**THE REQUEST**
Set down the whole listing verbatim.

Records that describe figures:
↓
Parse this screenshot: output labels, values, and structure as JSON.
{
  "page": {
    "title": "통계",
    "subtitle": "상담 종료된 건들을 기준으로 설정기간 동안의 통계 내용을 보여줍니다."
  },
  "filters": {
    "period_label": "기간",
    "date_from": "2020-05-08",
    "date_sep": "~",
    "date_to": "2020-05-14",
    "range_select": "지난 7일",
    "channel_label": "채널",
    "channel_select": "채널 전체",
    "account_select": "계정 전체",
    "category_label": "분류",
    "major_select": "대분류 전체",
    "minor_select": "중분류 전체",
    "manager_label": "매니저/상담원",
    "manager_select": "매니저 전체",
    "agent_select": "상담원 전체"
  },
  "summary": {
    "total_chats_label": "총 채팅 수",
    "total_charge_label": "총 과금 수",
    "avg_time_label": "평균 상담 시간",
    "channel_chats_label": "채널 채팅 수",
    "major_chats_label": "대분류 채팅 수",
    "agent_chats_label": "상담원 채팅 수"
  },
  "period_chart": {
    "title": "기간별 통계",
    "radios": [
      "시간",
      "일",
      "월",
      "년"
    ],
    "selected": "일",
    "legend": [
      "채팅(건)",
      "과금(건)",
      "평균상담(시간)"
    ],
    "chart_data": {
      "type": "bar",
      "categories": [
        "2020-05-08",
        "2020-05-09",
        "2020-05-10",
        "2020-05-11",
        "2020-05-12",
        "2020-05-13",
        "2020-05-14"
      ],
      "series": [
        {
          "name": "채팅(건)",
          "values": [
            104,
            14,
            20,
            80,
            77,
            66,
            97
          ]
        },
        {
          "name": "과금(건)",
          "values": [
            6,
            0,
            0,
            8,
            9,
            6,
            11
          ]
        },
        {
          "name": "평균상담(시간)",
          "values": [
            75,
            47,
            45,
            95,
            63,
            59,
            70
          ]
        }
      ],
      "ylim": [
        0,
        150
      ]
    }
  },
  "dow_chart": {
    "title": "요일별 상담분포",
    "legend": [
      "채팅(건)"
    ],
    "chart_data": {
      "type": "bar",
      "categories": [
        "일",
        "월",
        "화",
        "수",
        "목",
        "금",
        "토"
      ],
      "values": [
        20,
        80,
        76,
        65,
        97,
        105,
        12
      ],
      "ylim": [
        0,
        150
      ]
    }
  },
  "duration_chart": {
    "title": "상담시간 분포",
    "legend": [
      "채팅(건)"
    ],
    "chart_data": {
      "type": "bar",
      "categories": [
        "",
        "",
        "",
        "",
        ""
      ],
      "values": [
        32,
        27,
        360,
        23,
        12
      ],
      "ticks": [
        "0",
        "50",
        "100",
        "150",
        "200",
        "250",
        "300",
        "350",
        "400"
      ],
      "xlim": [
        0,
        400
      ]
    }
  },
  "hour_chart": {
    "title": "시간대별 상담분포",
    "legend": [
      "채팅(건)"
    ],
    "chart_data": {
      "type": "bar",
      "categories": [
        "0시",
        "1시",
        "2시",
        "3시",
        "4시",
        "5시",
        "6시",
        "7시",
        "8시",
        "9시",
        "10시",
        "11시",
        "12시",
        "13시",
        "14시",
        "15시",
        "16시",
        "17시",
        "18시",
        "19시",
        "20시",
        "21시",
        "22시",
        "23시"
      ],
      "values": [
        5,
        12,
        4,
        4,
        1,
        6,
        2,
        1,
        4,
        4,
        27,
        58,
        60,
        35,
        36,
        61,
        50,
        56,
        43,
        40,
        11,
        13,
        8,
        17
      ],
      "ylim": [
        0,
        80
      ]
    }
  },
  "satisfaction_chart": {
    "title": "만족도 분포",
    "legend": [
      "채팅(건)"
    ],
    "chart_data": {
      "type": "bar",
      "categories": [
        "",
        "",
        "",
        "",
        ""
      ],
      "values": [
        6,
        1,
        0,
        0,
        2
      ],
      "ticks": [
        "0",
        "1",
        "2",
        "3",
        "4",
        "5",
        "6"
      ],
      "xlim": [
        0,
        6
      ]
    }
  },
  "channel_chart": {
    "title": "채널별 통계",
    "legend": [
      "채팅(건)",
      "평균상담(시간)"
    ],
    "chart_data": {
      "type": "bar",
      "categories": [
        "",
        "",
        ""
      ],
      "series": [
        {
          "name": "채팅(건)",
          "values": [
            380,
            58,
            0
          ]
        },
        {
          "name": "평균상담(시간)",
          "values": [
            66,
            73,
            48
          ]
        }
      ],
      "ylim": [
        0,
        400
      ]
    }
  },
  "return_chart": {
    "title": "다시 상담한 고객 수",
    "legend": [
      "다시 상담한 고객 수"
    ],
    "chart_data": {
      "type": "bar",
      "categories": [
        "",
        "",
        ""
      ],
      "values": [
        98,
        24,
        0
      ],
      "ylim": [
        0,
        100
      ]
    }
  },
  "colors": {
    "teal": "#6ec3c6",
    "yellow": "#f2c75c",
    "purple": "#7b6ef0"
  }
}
↑
**SOLUTION TO THE EXERCISE**
Parse this screenshot: output labels, values, and structure as JSON.
{
  "page": {
    "title": "통계",
    "subtitle": "상담 종료된 건들을 기준으로 설정기간 동안의 통계 내용을 보여줍니다."
  },
  "filters": {
    "period_label": "기간",
    "date_from": "2020-05-08",
    "date_sep": "~",
    "date_to": "2020-05-14",
    "range_select": "지난 7일",
    "channel_label": "채널",
    "channel_select": "채널 전체",
    "account_select": "계정 전체",
    "category_label": "분류",
    "major_select": "대분류 전체",
    "minor_select": "중분류 전체",
    "manager_label": "매니저/상담원",
    "manager_select": "매니저 전체",
    "agent_select": "상담원 전체"
  },
  "summary": {
    "total_chats_label": "총 채팅 수",
    "total_charge_label": "총 과금 수",
    "avg_time_label": "평균 상담 시간",
    "channel_chats_label": "채널 채팅 수",
    "major_chats_label": "대분류 채팅 수",
    "agent_chats_label": "상담원 채팅 수"
  },
  "period_chart": {
    "title": "기간별 통계",
    "radios": [
      "시간",
      "일",
      "월",
      "년"
    ],
    "selected": "일",
    "legend": [
      "채팅(건)",
      "과금(건)",
      "평균상담(시간)"
    ],
    "chart_data": {
      "type": "bar",
      "categories": [
        "2020-05-08",
        "2020-05-09",
        "2020-05-10",
        "2020-05-11",
        "2020-05-12",
        "2020-05-13",
        "2020-05-14"
      ],
      "series": [
        {
          "name": "채팅(건)",
          "values": [
            104,
            14,
            20,
            80,
            77,
            66,
            97
          ]
        },
        {
          "name": "과금(건)",
          "values": [
            6,
            0,
            0,
            8,
            9,
            6,
            11
          ]
        },
        {
          "name": "평균상담(시간)",
          "values": [
            75,
            47,
            45,
            95,
            63,
            59,
            70
          ]
        }
      ],
      "ylim": [
        0,
        150
      ]
    }
  },
  "dow_chart": {
    "title": "요일별 상담분포",
    "legend": [
      "채팅(건)"
    ],
    "chart_data": {
      "type": "bar",
      "categories": [
        "일",
        "월",
        "화",
        "수",
        "목",
        "금",
        "토"
      ],
      "values": [
        20,
        80,
        76,
        65,
        97,
        105,
        12
      ],
      "ylim": [
        0,
        150
      ]
    }
  },
  "duration_chart": {
    "title": "상담시간 분포",
    "legend": [
      "채팅(건)"
    ],
    "chart_data": {
      "type": "bar",
      "categories": [
        "",
        "",
        "",
        "",
        ""
      ],
      "values": [
        32,
        27,
        360,
        23,
        12
      ],
      "ticks": [
        "0",
        "50",
        "100",
        "150",
        "200",
        "250",
        "300",
        "350",
        "400"
      ],
      "xlim": [
        0,
        400
      ]
    }
  },
  "hour_chart": {
    "title": "시간대별 상담분포",
    "legend": [
      "채팅(건)"
    ],
    "chart_data": {
      "type": "bar",
      "categories": [
        "0시",
        "1시",
        "2시",
        "3시",
        "4시",
        "5시",
        "6시",
        "7시",
        "8시",
        "9시",
        "10시",
        "11시",
        "12시",
        "13시",
        "14시",
        "15시",
        "16시",
        "17시",
        "18시",
        "19시",
        "20시",
        "21시",
        "22시",
        "23시"
      ],
      "values": [
        5,
        12,
        4,
        4,
        1,
        6,
        2,
        1,
        4,
        4,
        27,
        58,
        60,
        35,
        36,
        61,
        50,
        56,
        43,
        40,
        11,
        13,
        8,
        17
      ],
      "ylim": [
        0,
        80
      ]
    }
  },
  "satisfaction_chart": {
    "title": "만족도 분포",
    "legend": [
      "채팅(건)"
    ],
    "chart_data": {
      "type": "bar",
      "categories": [
        "",
        "",
        "",
        "",
        ""
      ],
      "values": [
        6,
        1,
        0,
        0,
        2
      ],
      "ticks": [
        "0",
        "1",
        "2",
        "3",
        "4",
        "5",
        "6"
      ],
      "xlim": [
        0,
        6
      ]
    }
  },
  "channel_chart": {
    "title": "채널별 통계",
    "legend": [
      "채팅(건)",
      "평균상담(시간)"
    ],
    "chart_data": {
      "type": "bar",
      "categories": [
        "",
        "",
        ""
      ],
      "series": [
        {
          "name": "채팅(건)",
          "values": [
            380,
            58,
            0
          ]
        },
        {
          "name": "평균상담(시간)",
          "values": [
            66,
            73,
            48
          ]
        }
      ],
      "ylim": [
        0,
        400
      ]
    }
  },
  "return_chart": {
    "title": "다시 상담한 고객 수",
    "legend": [
      "다시 상담한 고객 수"
    ],
    "chart_data": {
      "type": "bar",
      "categories": [
        "",
        "",
        ""
      ],
      "values": [
        98,
        24,
        0
      ],
      "ylim": [
        0,
        100
      ]
    }
  },
  "colors": {
    "teal": "#6ec3c6",
    "yellow": "#f2c75c",
    "purple": "#7b6ef0"
  }
}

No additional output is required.